**SUPPLIED ENTRIES:**
──────

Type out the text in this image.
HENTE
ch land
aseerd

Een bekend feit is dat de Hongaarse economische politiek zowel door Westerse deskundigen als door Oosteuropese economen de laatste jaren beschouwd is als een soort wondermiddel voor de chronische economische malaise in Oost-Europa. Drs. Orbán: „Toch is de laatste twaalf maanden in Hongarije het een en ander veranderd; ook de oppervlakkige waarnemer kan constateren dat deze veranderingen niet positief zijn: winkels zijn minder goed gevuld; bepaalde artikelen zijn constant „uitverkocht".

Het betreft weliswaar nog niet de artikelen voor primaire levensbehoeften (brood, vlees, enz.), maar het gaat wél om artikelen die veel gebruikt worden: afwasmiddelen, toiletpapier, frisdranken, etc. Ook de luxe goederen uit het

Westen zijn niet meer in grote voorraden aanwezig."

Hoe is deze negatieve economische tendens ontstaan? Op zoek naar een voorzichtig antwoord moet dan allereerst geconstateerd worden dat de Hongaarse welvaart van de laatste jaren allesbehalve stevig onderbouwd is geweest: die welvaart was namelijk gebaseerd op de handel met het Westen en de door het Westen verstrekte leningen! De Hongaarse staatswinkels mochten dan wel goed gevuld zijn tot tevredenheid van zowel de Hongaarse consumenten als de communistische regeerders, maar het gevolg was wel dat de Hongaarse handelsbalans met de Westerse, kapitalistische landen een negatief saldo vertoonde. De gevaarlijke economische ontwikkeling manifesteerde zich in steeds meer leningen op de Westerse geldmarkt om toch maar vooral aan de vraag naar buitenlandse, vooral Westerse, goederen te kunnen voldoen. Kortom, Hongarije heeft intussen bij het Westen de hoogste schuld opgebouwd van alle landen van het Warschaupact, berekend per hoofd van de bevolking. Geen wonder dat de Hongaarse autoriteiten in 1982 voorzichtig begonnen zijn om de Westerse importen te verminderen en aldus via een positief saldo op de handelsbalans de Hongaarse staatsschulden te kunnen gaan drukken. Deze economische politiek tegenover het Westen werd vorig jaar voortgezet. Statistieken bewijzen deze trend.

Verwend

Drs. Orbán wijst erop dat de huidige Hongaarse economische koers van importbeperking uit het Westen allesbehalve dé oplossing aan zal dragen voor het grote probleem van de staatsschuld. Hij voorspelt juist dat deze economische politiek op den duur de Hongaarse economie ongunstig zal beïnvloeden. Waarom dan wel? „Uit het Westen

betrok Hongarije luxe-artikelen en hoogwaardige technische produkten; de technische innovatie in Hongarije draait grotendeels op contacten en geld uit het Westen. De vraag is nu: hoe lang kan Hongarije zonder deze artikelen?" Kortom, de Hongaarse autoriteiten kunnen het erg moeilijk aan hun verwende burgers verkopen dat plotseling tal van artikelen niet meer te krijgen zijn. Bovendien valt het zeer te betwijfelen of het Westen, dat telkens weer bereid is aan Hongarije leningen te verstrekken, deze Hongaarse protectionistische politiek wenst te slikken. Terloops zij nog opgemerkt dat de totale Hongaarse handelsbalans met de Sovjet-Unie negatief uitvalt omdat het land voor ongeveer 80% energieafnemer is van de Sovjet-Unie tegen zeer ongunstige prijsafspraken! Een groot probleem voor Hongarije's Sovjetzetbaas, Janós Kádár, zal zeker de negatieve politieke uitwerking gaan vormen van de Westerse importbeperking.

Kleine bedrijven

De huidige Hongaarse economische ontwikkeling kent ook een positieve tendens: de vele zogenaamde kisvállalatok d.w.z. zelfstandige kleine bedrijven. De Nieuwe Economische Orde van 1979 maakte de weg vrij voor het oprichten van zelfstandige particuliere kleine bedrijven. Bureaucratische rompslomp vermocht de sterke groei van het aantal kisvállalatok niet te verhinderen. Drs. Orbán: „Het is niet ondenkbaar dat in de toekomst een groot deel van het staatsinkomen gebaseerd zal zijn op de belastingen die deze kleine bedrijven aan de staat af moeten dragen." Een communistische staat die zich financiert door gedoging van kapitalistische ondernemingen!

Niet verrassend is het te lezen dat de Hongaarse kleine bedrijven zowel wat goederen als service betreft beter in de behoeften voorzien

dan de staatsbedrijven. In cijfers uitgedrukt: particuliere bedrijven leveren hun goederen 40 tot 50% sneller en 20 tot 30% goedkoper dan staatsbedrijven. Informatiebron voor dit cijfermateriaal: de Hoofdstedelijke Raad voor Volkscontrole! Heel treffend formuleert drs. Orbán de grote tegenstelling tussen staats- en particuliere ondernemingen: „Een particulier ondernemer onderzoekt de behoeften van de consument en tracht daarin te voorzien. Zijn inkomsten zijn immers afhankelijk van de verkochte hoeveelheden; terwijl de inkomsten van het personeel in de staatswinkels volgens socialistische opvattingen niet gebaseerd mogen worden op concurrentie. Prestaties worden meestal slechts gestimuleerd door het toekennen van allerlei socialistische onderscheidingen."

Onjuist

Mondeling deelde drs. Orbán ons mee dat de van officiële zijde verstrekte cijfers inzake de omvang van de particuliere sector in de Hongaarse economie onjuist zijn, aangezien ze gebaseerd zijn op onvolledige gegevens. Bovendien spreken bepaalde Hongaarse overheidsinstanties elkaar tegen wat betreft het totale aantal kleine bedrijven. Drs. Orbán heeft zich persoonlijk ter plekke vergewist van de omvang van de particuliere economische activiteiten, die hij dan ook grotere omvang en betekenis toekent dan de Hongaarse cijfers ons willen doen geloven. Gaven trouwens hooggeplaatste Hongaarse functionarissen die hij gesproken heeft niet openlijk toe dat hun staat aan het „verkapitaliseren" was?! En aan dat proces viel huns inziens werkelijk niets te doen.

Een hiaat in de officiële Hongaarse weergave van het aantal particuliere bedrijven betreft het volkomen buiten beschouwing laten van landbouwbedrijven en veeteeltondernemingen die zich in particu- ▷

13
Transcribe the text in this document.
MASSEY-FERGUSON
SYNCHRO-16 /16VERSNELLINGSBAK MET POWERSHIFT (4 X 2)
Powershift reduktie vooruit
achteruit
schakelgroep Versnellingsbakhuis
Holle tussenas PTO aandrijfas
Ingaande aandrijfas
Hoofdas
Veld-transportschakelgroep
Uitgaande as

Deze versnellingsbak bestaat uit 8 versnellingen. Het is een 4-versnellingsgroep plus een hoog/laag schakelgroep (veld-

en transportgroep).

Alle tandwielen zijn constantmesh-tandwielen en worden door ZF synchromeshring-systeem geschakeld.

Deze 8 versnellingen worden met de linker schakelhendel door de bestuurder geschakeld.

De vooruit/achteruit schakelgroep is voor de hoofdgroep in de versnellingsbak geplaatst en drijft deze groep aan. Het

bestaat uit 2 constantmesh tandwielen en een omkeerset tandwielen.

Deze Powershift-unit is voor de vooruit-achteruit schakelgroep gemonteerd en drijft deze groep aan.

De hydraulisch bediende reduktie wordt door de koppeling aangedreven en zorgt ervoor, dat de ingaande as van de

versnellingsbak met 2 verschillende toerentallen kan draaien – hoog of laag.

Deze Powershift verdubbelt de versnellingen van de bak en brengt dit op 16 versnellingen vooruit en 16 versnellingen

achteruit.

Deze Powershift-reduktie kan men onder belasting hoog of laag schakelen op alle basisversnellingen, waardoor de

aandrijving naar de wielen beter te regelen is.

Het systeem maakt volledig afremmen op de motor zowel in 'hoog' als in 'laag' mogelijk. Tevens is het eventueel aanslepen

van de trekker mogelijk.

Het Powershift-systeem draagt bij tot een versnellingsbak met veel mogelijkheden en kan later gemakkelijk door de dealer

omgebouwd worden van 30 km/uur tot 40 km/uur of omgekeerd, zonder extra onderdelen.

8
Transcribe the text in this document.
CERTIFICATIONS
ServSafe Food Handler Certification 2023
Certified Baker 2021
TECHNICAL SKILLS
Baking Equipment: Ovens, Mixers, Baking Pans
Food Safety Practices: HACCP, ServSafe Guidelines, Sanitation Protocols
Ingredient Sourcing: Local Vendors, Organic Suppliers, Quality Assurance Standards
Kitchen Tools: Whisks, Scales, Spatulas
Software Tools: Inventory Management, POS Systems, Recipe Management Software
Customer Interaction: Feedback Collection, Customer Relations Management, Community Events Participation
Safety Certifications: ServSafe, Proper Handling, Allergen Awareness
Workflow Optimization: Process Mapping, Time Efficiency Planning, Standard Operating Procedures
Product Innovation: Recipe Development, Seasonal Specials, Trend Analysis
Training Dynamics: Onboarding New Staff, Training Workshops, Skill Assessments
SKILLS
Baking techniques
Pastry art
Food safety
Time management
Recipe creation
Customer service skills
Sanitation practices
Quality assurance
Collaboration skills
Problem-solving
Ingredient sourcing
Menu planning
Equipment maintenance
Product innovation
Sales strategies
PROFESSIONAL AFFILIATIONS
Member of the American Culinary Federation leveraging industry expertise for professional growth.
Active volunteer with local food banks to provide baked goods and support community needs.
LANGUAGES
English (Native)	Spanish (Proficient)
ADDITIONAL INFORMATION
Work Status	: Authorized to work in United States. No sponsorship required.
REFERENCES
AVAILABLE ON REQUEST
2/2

──────

**EXERCISE DESCRIPTION:**
Filter the data for the string "Sanitation" and copy every line that has it.

**ANSWER FOR THE TASK:**
Food Safety Practices: HACCP, ServSafe Guidelines, Sanitation Protocols
Sanitation practices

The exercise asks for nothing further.